• [EXTRACTED INFORMATION]
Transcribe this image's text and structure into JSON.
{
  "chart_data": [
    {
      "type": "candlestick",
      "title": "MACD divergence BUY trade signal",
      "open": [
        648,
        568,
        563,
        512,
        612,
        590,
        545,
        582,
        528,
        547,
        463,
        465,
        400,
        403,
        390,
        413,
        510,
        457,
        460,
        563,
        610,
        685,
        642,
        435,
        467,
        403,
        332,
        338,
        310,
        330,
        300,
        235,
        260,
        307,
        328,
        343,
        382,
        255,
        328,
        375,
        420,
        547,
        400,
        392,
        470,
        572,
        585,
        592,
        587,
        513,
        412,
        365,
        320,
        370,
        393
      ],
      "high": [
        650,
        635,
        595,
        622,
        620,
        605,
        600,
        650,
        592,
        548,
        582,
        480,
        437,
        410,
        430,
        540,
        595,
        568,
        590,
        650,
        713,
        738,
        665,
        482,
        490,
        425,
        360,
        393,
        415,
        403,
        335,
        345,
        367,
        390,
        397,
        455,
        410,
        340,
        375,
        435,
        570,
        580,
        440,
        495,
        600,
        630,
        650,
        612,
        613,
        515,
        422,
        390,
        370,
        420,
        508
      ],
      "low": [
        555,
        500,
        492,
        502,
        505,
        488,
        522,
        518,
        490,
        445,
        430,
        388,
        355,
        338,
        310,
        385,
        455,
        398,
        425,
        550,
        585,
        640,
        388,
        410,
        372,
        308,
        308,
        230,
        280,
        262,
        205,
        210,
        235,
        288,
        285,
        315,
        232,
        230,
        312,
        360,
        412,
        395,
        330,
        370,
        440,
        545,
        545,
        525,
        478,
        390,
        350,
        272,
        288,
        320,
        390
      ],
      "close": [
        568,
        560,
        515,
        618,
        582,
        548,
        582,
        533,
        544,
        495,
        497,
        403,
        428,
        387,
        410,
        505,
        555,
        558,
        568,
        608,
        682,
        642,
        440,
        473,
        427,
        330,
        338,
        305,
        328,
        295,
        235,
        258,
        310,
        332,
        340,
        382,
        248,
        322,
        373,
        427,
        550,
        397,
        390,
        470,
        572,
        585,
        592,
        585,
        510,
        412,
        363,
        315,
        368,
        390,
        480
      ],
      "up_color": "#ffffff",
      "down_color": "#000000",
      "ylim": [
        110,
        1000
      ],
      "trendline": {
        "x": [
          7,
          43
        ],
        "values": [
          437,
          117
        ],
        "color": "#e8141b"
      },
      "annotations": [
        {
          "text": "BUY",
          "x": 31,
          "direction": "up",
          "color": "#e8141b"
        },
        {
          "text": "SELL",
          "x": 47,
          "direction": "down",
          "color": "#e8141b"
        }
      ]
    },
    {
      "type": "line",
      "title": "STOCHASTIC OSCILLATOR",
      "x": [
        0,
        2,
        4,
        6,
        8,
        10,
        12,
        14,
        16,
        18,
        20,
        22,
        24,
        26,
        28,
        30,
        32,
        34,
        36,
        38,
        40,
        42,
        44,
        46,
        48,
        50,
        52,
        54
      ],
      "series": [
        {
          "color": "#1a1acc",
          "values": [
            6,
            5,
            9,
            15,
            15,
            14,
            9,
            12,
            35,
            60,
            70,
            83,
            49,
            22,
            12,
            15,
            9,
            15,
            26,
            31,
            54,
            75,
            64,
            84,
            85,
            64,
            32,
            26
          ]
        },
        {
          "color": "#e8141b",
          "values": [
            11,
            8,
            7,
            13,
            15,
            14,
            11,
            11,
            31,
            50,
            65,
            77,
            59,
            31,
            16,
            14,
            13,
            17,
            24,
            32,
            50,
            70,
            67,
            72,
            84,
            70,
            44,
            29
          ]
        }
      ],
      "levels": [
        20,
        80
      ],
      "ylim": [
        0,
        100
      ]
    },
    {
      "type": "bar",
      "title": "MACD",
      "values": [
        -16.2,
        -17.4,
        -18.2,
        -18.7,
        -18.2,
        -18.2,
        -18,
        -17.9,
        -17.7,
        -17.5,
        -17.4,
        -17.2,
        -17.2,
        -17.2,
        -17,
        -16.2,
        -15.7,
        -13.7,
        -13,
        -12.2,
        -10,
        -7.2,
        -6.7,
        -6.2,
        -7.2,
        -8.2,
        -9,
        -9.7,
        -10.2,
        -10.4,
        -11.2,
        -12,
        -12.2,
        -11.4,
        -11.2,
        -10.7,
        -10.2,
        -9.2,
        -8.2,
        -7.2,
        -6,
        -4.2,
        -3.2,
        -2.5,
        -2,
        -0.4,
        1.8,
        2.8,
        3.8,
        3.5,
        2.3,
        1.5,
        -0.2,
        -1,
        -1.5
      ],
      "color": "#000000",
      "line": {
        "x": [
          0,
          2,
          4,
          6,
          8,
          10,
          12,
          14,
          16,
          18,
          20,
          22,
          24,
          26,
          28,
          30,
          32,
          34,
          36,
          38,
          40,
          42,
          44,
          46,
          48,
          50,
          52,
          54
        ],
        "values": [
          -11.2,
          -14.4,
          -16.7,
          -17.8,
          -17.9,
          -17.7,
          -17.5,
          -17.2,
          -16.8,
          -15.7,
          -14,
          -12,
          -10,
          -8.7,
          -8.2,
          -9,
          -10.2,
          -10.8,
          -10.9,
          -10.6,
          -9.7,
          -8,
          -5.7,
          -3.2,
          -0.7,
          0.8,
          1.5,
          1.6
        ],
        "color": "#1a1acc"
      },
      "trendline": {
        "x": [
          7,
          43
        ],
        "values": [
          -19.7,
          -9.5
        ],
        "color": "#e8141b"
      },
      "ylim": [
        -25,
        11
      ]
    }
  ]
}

• [WHAT TO DO] Search the lines for the string "text" and copy every line that has it.

• [RESULT FOR THIS TASK]
Transcribe this image's text and structure into JSON.
          "text": "BUY",
          "text": "SELL",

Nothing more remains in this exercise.